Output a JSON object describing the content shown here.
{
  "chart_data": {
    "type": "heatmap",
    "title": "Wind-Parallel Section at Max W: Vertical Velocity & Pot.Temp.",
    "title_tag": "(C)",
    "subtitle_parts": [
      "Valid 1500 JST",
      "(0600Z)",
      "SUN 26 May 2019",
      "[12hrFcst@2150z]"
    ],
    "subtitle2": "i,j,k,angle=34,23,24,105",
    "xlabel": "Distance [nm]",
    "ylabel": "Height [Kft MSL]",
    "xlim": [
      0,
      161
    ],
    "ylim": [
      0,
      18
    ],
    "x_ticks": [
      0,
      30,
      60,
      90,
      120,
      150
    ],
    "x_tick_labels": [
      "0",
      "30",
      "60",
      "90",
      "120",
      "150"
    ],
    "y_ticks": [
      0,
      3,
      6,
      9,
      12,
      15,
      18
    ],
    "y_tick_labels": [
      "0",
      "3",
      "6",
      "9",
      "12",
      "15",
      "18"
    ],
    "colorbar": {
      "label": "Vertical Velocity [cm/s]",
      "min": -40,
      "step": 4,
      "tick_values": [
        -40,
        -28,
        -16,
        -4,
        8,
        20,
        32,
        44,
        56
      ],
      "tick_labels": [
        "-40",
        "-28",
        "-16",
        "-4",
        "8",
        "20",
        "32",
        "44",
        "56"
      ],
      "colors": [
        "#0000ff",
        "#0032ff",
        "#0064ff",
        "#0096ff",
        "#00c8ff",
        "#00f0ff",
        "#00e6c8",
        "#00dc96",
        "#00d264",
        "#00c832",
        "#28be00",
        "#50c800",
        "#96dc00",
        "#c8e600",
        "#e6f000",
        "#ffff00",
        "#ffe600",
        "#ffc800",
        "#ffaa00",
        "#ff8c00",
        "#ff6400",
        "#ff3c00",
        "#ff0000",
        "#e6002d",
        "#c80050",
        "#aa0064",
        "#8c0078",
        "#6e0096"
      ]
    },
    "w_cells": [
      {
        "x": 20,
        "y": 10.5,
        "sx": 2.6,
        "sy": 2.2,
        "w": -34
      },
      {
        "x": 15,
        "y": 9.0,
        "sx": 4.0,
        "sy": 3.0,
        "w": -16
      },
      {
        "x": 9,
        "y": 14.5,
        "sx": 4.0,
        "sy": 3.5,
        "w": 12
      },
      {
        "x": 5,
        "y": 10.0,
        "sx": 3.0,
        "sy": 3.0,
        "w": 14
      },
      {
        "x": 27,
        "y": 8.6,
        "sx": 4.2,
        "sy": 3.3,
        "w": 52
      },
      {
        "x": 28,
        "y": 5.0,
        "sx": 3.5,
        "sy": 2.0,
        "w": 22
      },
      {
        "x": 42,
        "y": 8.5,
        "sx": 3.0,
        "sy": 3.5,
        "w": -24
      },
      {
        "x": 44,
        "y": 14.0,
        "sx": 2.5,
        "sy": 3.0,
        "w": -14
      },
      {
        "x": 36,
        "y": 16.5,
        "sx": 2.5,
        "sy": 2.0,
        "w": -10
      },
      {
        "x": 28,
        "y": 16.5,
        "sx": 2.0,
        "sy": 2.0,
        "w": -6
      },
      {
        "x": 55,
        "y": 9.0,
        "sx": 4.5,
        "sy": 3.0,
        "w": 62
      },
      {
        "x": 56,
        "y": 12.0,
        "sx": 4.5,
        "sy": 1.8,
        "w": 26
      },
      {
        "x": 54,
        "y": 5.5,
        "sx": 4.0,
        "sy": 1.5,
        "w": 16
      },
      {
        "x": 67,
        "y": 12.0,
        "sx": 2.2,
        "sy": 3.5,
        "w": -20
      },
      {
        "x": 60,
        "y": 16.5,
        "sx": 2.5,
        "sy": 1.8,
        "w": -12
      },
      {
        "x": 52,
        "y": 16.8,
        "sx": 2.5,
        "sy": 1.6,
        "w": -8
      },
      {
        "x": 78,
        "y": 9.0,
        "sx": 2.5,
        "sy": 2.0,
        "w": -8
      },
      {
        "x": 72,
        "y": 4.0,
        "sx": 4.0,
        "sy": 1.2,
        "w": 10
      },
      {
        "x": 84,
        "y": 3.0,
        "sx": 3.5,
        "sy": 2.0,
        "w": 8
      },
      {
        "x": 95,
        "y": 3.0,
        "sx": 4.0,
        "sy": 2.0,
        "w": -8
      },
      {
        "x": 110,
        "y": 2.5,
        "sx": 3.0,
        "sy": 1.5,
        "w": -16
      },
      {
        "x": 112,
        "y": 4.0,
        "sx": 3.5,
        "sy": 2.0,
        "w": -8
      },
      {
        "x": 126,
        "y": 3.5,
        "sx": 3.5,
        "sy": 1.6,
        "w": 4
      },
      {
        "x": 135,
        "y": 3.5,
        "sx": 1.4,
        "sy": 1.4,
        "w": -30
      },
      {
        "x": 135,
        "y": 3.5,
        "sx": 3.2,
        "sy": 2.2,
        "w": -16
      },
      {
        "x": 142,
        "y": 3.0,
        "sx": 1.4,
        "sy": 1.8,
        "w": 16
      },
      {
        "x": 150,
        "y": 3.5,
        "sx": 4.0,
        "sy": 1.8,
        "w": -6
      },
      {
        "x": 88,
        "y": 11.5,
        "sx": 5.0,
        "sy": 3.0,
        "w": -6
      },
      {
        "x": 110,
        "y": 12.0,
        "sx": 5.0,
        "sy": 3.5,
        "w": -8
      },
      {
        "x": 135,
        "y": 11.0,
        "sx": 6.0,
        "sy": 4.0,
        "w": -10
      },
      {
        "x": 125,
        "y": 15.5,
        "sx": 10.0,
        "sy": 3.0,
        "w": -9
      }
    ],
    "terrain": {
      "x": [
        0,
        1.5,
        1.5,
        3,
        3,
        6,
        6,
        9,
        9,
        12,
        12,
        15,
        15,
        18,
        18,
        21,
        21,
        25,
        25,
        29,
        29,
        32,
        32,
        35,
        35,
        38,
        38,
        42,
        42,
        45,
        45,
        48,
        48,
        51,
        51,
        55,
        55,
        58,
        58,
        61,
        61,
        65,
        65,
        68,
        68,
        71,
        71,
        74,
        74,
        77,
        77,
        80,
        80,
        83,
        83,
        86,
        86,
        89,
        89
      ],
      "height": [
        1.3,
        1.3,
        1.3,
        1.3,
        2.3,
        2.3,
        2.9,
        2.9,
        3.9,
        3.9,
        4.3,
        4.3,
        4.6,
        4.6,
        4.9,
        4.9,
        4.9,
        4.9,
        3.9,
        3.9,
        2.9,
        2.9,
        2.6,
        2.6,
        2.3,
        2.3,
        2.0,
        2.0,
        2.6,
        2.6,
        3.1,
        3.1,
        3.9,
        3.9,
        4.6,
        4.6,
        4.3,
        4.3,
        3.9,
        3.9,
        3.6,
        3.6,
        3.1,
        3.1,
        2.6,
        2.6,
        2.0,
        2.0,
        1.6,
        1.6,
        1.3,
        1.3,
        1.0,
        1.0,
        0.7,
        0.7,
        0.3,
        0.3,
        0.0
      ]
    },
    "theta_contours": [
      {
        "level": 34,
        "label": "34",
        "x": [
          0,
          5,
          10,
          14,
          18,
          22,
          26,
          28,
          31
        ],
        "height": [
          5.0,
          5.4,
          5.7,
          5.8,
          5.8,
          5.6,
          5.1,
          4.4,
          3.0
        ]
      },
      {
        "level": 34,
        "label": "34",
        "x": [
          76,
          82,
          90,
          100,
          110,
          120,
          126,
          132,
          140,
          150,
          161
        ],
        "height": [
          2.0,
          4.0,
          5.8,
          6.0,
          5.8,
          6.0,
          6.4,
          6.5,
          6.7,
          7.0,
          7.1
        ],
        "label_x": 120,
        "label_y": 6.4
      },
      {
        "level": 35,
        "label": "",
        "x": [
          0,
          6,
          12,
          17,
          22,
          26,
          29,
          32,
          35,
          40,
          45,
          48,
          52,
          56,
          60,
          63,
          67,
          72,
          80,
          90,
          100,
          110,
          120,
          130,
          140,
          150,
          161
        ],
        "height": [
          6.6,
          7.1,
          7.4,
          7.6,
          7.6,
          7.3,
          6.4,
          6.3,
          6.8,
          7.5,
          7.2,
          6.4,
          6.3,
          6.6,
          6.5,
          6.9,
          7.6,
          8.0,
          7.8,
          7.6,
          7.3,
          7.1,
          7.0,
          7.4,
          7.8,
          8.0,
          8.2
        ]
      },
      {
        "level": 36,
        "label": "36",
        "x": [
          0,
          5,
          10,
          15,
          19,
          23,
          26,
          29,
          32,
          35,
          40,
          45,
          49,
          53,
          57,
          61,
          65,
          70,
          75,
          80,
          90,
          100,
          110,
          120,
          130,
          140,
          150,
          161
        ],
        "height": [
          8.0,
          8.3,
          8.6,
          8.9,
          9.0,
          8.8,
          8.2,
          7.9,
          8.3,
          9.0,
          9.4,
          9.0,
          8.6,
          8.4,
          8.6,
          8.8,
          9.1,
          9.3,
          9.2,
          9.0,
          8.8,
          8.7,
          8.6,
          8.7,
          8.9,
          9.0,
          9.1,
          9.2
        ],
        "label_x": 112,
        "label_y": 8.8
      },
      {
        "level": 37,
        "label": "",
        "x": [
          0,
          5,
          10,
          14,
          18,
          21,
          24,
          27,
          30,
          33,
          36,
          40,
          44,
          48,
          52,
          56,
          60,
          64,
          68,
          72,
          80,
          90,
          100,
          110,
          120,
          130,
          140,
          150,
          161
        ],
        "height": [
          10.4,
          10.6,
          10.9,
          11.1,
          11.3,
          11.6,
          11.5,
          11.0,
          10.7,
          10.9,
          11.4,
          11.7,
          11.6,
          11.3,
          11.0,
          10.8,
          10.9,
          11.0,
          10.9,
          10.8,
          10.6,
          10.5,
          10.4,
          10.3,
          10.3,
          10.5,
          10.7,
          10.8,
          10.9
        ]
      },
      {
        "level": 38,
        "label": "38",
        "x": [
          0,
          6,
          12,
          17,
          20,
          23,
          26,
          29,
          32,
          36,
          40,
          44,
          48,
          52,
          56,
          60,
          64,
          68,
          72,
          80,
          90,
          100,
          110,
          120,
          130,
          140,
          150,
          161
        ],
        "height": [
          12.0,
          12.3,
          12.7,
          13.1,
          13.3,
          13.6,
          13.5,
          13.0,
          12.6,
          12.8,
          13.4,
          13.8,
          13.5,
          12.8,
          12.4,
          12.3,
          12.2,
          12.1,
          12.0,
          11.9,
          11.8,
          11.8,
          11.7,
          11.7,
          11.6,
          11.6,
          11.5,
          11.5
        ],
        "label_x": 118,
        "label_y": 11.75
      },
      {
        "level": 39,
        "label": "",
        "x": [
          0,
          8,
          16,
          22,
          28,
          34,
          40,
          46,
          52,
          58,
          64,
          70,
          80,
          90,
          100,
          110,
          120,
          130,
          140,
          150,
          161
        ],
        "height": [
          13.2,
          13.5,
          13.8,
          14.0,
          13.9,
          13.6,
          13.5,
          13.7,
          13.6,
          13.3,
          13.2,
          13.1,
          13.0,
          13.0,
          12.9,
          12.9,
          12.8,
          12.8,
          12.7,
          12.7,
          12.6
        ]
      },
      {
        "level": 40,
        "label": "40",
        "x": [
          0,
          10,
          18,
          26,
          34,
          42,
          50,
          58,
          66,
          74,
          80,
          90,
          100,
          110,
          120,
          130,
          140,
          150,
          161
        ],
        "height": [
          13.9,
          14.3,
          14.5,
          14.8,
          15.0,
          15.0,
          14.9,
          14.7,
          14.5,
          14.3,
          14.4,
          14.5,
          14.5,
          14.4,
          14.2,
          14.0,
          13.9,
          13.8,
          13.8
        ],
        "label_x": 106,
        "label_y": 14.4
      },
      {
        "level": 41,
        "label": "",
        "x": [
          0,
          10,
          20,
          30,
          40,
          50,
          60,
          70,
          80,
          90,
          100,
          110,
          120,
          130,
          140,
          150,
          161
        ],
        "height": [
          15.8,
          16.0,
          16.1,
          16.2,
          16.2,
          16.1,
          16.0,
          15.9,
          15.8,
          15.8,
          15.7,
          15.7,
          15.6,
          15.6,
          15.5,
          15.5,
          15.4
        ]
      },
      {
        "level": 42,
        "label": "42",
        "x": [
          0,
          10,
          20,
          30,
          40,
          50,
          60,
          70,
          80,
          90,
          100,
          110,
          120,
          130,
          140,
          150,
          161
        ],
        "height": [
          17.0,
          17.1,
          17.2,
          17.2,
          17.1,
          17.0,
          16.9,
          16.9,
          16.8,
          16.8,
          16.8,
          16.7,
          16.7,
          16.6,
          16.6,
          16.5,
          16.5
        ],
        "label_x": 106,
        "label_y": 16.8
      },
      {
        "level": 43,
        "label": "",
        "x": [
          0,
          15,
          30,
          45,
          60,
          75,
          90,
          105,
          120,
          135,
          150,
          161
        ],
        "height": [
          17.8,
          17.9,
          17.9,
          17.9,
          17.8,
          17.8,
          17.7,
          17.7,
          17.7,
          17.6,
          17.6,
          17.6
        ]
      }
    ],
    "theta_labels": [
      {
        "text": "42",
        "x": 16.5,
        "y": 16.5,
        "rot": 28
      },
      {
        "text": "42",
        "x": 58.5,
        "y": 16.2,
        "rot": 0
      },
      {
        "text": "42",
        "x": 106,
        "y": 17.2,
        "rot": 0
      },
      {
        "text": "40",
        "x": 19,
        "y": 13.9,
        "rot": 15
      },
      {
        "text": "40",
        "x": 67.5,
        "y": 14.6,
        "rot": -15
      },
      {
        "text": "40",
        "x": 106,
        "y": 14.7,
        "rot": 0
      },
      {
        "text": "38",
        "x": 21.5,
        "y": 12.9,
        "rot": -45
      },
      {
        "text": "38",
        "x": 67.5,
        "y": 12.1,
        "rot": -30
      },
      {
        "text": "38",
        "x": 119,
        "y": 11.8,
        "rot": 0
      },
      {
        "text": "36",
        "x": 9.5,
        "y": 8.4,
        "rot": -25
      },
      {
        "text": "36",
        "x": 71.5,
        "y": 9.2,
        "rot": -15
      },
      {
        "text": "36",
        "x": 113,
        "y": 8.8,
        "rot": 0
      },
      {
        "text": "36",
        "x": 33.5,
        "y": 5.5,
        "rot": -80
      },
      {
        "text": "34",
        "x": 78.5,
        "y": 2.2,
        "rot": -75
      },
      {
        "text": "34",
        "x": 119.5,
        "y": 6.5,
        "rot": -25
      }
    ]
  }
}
---
__Problem to solve__.
Reproduce each line of the entries in which the word "Velocity" is found.

__Response to this exercise__.
    "title": "Wind-Parallel Section at Max W: Vertical Velocity & Pot.Temp.",
      "label": "Vertical Velocity [cm/s]",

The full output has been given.